Data excerpts
....

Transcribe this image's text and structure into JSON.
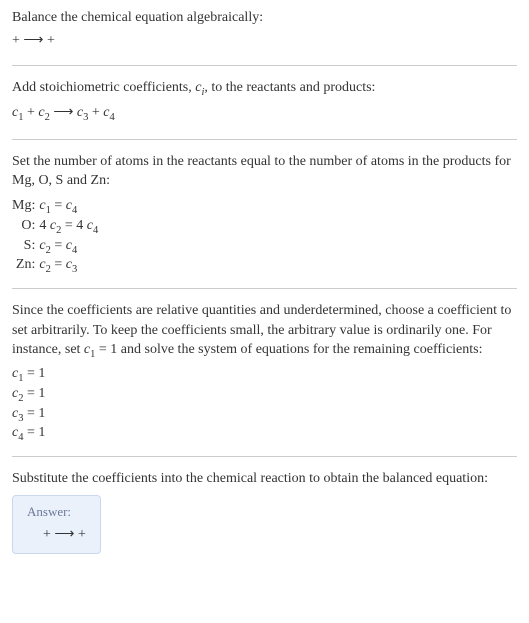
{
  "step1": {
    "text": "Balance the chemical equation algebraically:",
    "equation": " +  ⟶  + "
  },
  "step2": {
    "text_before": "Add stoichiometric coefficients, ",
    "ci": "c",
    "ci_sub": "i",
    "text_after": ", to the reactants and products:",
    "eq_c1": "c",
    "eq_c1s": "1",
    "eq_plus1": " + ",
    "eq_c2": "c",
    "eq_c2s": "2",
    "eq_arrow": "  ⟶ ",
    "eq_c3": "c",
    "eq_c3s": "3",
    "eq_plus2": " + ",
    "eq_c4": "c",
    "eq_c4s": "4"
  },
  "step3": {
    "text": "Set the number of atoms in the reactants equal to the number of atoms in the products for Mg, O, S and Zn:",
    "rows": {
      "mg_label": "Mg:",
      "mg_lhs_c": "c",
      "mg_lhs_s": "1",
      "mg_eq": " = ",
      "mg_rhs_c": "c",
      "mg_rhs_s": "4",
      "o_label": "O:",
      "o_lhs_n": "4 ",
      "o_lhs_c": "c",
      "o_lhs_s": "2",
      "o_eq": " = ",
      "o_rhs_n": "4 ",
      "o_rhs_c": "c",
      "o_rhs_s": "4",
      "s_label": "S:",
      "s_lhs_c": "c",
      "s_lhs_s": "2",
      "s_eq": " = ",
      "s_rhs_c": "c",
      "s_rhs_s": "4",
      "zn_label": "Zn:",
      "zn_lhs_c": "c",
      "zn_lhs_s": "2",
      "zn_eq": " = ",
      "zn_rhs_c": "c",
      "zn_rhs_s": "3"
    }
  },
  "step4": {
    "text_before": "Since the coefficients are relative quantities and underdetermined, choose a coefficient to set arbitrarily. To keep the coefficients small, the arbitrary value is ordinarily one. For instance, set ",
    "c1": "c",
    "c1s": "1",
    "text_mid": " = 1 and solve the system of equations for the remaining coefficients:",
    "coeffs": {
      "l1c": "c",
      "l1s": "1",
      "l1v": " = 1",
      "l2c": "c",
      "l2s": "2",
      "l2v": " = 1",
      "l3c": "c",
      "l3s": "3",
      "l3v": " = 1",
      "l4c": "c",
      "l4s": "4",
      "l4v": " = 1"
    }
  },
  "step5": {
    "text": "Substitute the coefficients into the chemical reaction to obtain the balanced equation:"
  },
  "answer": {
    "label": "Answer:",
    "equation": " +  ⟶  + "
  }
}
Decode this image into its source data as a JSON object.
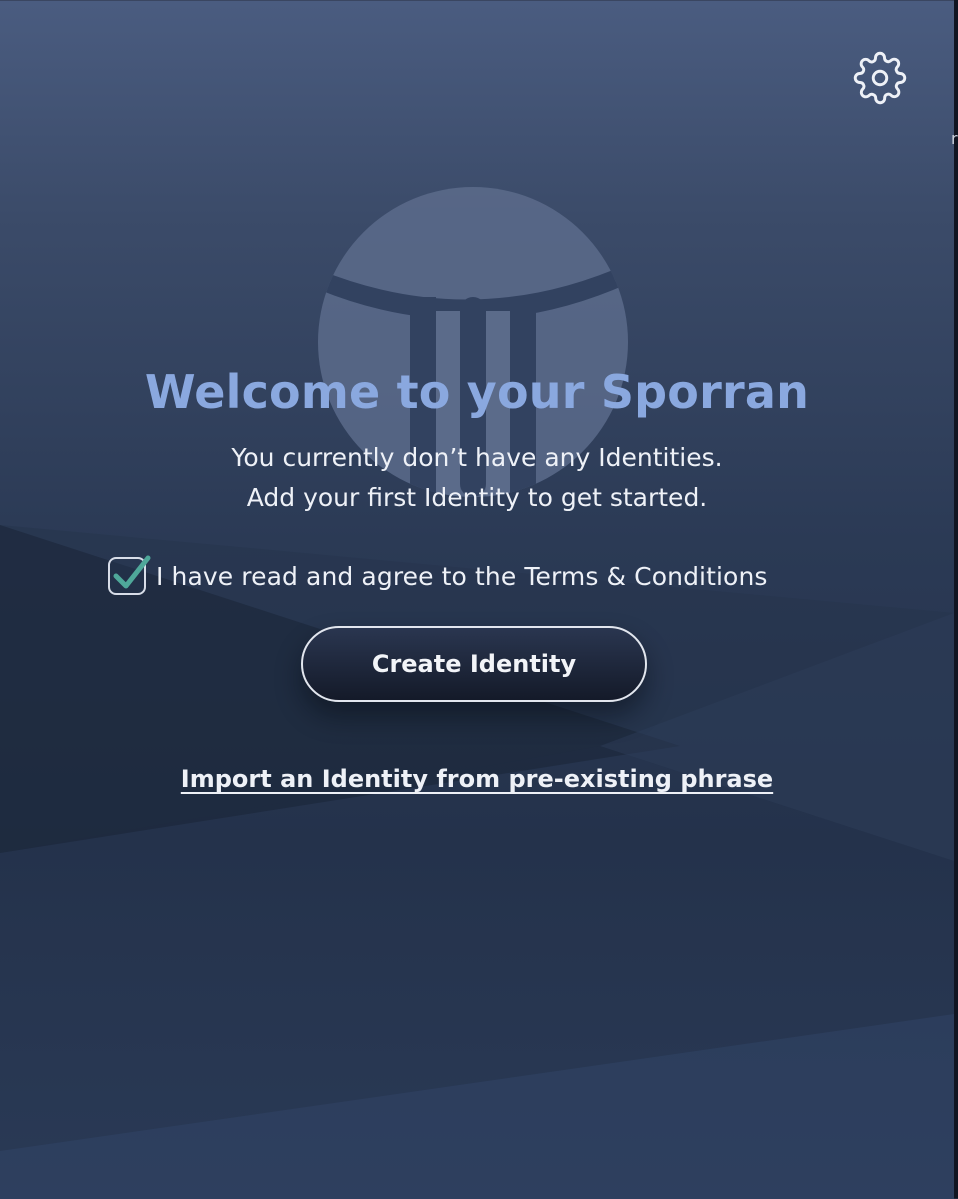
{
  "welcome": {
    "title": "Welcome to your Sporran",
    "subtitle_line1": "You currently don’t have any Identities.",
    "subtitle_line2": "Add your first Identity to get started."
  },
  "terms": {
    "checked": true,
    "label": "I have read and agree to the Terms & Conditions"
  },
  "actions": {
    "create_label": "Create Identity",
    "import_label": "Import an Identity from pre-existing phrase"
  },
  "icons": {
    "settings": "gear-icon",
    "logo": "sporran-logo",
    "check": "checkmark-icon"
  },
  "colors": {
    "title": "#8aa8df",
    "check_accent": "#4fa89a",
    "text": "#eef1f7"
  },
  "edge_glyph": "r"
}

....

THE TASK: Reproduce every entry word for word, but skip any pictures.

SOLUTION:
Transcribe this image's text and structure into JSON.
{
  "step1": {
    "text": "Balance the chemical equation algebraically:",
    "equation": " +  ⟶  + "
  },
  "step2": {
    "text_before": "Add stoichiometric coefficients, ",
    "ci": "c",
    "ci_sub": "i",
    "text_after": ", to the reactants and products:",
    "eq_c1": "c",
    "eq_c1s": "1",
    "eq_plus1": " + ",
    "eq_c2": "c",
    "eq_c2s": "2",
    "eq_arrow": "  ⟶ ",
    "eq_c3": "c",
    "eq_c3s": "3",
    "eq_plus2": " + ",
    "eq_c4": "c",
    "eq_c4s": "4"
  },
  "step3": {
    "text": "Set the number of atoms in the reactants equal to the number of atoms in the products for Mg, O, S and Zn:",
    "rows": {
      "mg_label": "Mg:",
      "mg_lhs_c": "c",
      "mg_lhs_s": "1",
      "mg_eq": " = ",
      "mg_rhs_c": "c",
      "mg_rhs_s": "4",
      "o_label": "O:",
      "o_lhs_n": "4 ",
      "o_lhs_c": "c",
      "o_lhs_s": "2",
      "o_eq": " = ",
      "o_rhs_n": "4 ",
      "o_rhs_c": "c",
      "o_rhs_s": "4",
      "s_label": "S:",
      "s_lhs_c": "c",
      "s_lhs_s": "2",
      "s_eq": " = ",
      "s_rhs_c": "c",
      "s_rhs_s": "4",
      "zn_label": "Zn:",
      "zn_lhs_c": "c",
      "zn_lhs_s": "2",
      "zn_eq": " = ",
      "zn_rhs_c": "c",
      "zn_rhs_s": "3"
    }
  },
  "step4": {
    "text_before": "Since the coefficients are relative quantities and underdetermined, choose a coefficient to set arbitrarily. To keep the coefficients small, the arbitrary value is ordinarily one. For instance, set ",
    "c1": "c",
    "c1s": "1",
    "text_mid": " = 1 and solve the system of equations for the remaining coefficients:",
    "coeffs": {
      "l1c": "c",
      "l1s": "1",
      "l1v": " = 1",
      "l2c": "c",
      "l2s": "2",
      "l2v": " = 1",
      "l3c": "c",
      "l3s": "3",
      "l3v": " = 1",
      "l4c": "c",
      "l4s": "4",
      "l4v": " = 1"
    }
  },
  "step5": {
    "text": "Substitute the coefficients into the chemical reaction to obtain the balanced equation:"
  },
  "answer": {
    "label": "Answer:",
    "equation": " +  ⟶  + "
  }
}
Decode this image into its source data as a JSON object.
{
  "welcome": {
    "title": "Welcome to your Sporran",
    "subtitle_line1": "You currently don’t have any Identities.",
    "subtitle_line2": "Add your first Identity to get started."
  },
  "terms": {
    "checked": true,
    "label": "I have read and agree to the Terms & Conditions"
  },
  "actions": {
    "create_label": "Create Identity",
    "import_label": "Import an Identity from pre-existing phrase"
  },
  "icons": {
    "settings": "gear-icon",
    "logo": "sporran-logo",
    "check": "checkmark-icon"
  },
  "colors": {
    "title": "#8aa8df",
    "check_accent": "#4fa89a",
    "text": "#eef1f7"
  },
  "edge_glyph": "r"
}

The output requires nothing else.